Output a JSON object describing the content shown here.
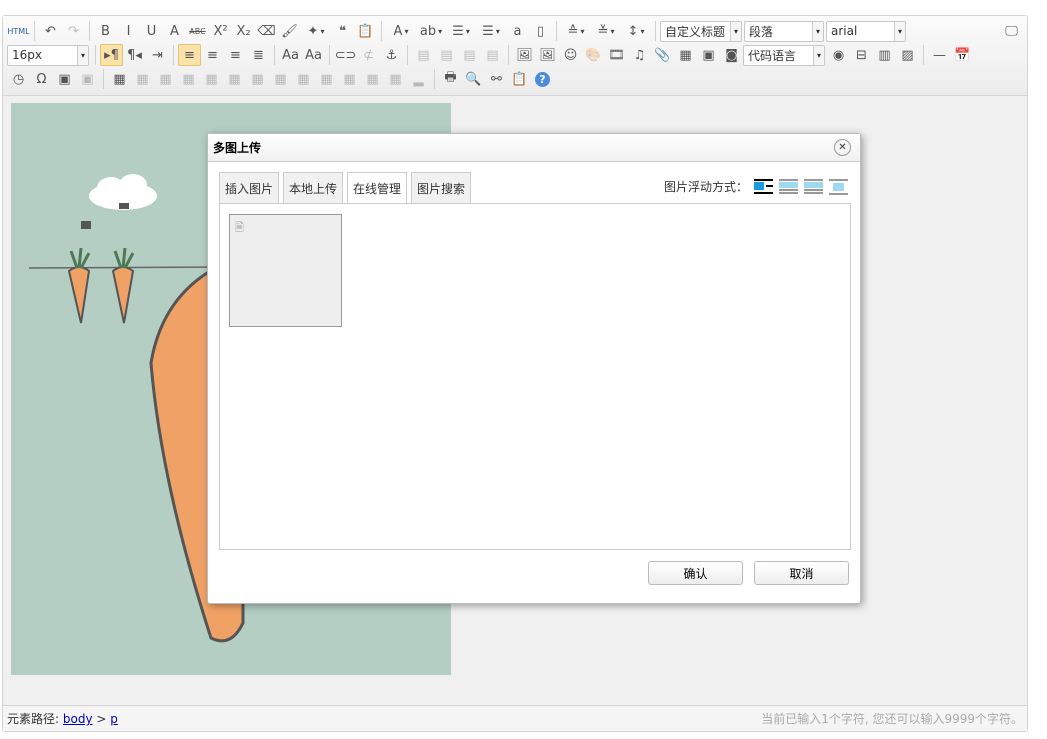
{
  "toolbar": {
    "row1": [
      {
        "icon": "html-icon",
        "g": "HTML"
      },
      {
        "sep": 1
      },
      {
        "icon": "undo-icon",
        "g": "↶"
      },
      {
        "icon": "redo-icon",
        "g": "↷",
        "dis": 1
      },
      {
        "sep": 1
      },
      {
        "icon": "bold-icon",
        "g": "B"
      },
      {
        "icon": "italic-icon",
        "g": "I"
      },
      {
        "icon": "underline-icon",
        "g": "U"
      },
      {
        "icon": "fontborder-icon",
        "g": "A"
      },
      {
        "icon": "strikethrough-icon",
        "g": "ABC"
      },
      {
        "icon": "superscript-icon",
        "g": "X²"
      },
      {
        "icon": "subscript-icon",
        "g": "X₂"
      },
      {
        "icon": "eraser-icon",
        "g": "⌫"
      },
      {
        "icon": "format-painter-icon",
        "g": "🖌"
      },
      {
        "icon": "autotypeset-icon",
        "g": "✦",
        "dd": 1
      },
      {
        "icon": "blockquote-icon",
        "g": "❝"
      },
      {
        "icon": "paste-plain-icon",
        "g": "📋"
      },
      {
        "sep": 1
      },
      {
        "icon": "forecolor-icon",
        "g": "A",
        "dd": 1
      },
      {
        "icon": "backcolor-icon",
        "g": "ab",
        "dd": 1
      },
      {
        "icon": "ordered-list-icon",
        "g": "☰",
        "dd": 1
      },
      {
        "icon": "unordered-list-icon",
        "g": "☰",
        "dd": 1
      },
      {
        "icon": "select-all-icon",
        "g": "a"
      },
      {
        "icon": "clear-doc-icon",
        "g": "▯"
      },
      {
        "sep": 1
      },
      {
        "icon": "rowspacing-top-icon",
        "g": "≙",
        "dd": 1
      },
      {
        "icon": "rowspacing-bottom-icon",
        "g": "≚",
        "dd": 1
      },
      {
        "icon": "lineheight-icon",
        "g": "↕",
        "dd": 1
      },
      {
        "sep": 1
      }
    ],
    "custom_style": "自定义标题",
    "paragraph": "段落",
    "font_family": "arial",
    "font_size": "16px",
    "row2": [
      {
        "sep": 1
      },
      {
        "icon": "ltr-icon",
        "g": "▸¶",
        "active": 1
      },
      {
        "icon": "rtl-icon",
        "g": "¶◂"
      },
      {
        "icon": "indent-icon",
        "g": "⇥"
      },
      {
        "sep": 1
      },
      {
        "icon": "align-left-icon",
        "g": "≡",
        "active": 1
      },
      {
        "icon": "align-center-icon",
        "g": "≡"
      },
      {
        "icon": "align-right-icon",
        "g": "≡"
      },
      {
        "icon": "justify-icon",
        "g": "≣"
      },
      {
        "sep": 1
      },
      {
        "icon": "touppercase-icon",
        "g": "Aa"
      },
      {
        "icon": "tolowercase-icon",
        "g": "Aa"
      },
      {
        "sep": 1
      },
      {
        "icon": "link-icon",
        "g": "⊂⊃"
      },
      {
        "icon": "unlink-icon",
        "g": "⊄",
        "dis": 1
      },
      {
        "icon": "anchor-icon",
        "g": "⚓"
      },
      {
        "sep": 1
      },
      {
        "icon": "image-none-icon",
        "g": "▤",
        "dis": 1
      },
      {
        "icon": "image-left-icon",
        "g": "▤",
        "dis": 1
      },
      {
        "icon": "image-right-icon",
        "g": "▤",
        "dis": 1
      },
      {
        "icon": "image-center-icon",
        "g": "▤",
        "dis": 1
      },
      {
        "sep": 1
      },
      {
        "icon": "simple-upload-icon",
        "g": "🖼"
      },
      {
        "icon": "insert-image-icon",
        "g": "🖼"
      },
      {
        "icon": "emotion-icon",
        "g": "☺"
      },
      {
        "icon": "scrawl-icon",
        "g": "🎨",
        "dis": 1
      },
      {
        "icon": "insert-video-icon",
        "g": "🎞"
      },
      {
        "icon": "music-icon",
        "g": "♫"
      },
      {
        "icon": "attachment-icon",
        "g": "📎"
      },
      {
        "icon": "map-icon",
        "g": "▦"
      },
      {
        "icon": "gmap-icon",
        "g": "▣"
      },
      {
        "icon": "insertframe-icon",
        "g": "◙"
      }
    ],
    "code_language": "代码语言",
    "row2b": [
      {
        "icon": "webapp-icon",
        "g": "◉"
      },
      {
        "icon": "pagebreak-icon",
        "g": "⊟"
      },
      {
        "icon": "template-icon",
        "g": "▥"
      },
      {
        "icon": "background-icon",
        "g": "▨"
      },
      {
        "sep": 1
      },
      {
        "icon": "horizontal-icon",
        "g": "—"
      },
      {
        "icon": "date-icon",
        "g": "📅"
      }
    ],
    "row3": [
      {
        "icon": "time-icon",
        "g": "◷"
      },
      {
        "icon": "special-chars-icon",
        "g": "Ω"
      },
      {
        "icon": "snapscreen-icon",
        "g": "▣"
      },
      {
        "icon": "wordimage-icon",
        "g": "▣",
        "dis": 1
      },
      {
        "sep": 1
      },
      {
        "icon": "insert-table-icon",
        "g": "▦"
      },
      {
        "icon": "delete-table-icon",
        "g": "▦",
        "dis": 1
      },
      {
        "icon": "insert-caption-icon",
        "g": "▦",
        "dis": 1
      },
      {
        "icon": "insert-row-icon",
        "g": "▦",
        "dis": 1
      },
      {
        "icon": "delete-row-icon",
        "g": "▦",
        "dis": 1
      },
      {
        "icon": "insert-col-icon",
        "g": "▦",
        "dis": 1
      },
      {
        "icon": "delete-col-icon",
        "g": "▦",
        "dis": 1
      },
      {
        "icon": "merge-cells-icon",
        "g": "▦",
        "dis": 1
      },
      {
        "icon": "merge-right-icon",
        "g": "▦",
        "dis": 1
      },
      {
        "icon": "merge-down-icon",
        "g": "▦",
        "dis": 1
      },
      {
        "icon": "split-cells-icon",
        "g": "▦",
        "dis": 1
      },
      {
        "icon": "split-rows-icon",
        "g": "▦",
        "dis": 1
      },
      {
        "icon": "split-cols-icon",
        "g": "▦",
        "dis": 1
      },
      {
        "icon": "charts-icon",
        "g": "▂",
        "dis": 1
      },
      {
        "sep": 1
      },
      {
        "icon": "print-icon",
        "g": "🖶"
      },
      {
        "icon": "preview-icon",
        "g": "🔍"
      },
      {
        "icon": "search-replace-icon",
        "g": "⚯"
      },
      {
        "icon": "drafts-icon",
        "g": "📋"
      },
      {
        "icon": "help-icon",
        "g": "?"
      }
    ],
    "fullscreen_icon": "fullscreen-icon"
  },
  "dialog": {
    "title": "多图上传",
    "tabs": [
      "插入图片",
      "本地上传",
      "在线管理",
      "图片搜索"
    ],
    "active_tab": 2,
    "float_label": "图片浮动方式：",
    "confirm": "确认",
    "cancel": "取消"
  },
  "statusbar": {
    "path_label": "元素路径:",
    "path_body": "body",
    "path_sep": " > ",
    "path_p": "p",
    "word_count": "当前已输入1个字符, 您还可以输入9999个字符。"
  }
}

==============================

Short task —
Find the lines above that include the string "rowspacing" and copy them.

Task solution —
        "icon": "rowspacing-top-icon",
        "icon": "rowspacing-bottom-icon",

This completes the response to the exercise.